== STATED TASK ==
Pick out the lines below that include the string "přes".
>> begin
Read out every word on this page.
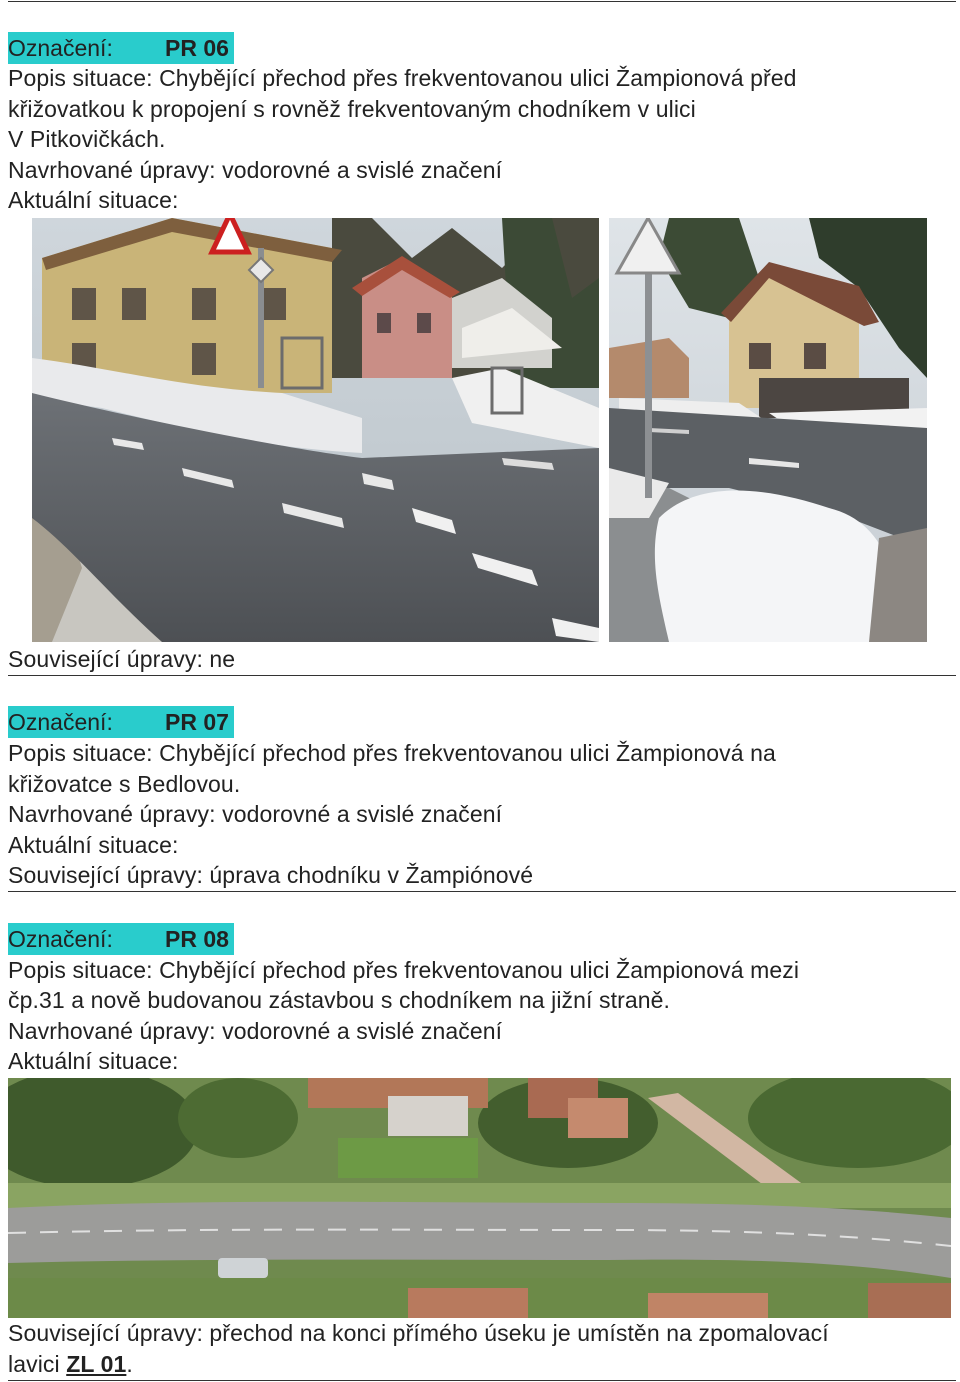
Označení: PR 06
Popis situace: Chybějící přechod přes frekventovanou ulici Žampionová před
křižovatkou k propojení s rovněž frekventovaným chodníkem v ulici
V Pitkovičkách.
Navrhované úpravy: vodorovné a svislé značení
Aktuální situace:
Související úpravy: ne
Označení: PR 07
Popis situace: Chybějící přechod přes frekventovanou ulici Žampionová na
křižovatce s Bedlovou.
Navrhované úpravy: vodorovné a svislé značení
Aktuální situace:
Související úpravy: úprava chodníku v Žampiónové
Označení: PR 08
Popis situace: Chybějící přechod přes frekventovanou ulici Žampionová mezi
čp.31 a nově budovanou zástavbou s chodníkem na jižní straně.
Navrhované úpravy: vodorovné a svislé značení
Aktuální situace:
Související úpravy: přechod na konci přímého úseku je umístěn na zpomalovací
lavici ZL 01.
>> end
== WRITTEN SOLUTION ==
Popis situace: Chybějící přechod přes frekventovanou ulici Žampionová před
Popis situace: Chybějící přechod přes frekventovanou ulici Žampionová na
Popis situace: Chybějící přechod přes frekventovanou ulici Žampionová mezi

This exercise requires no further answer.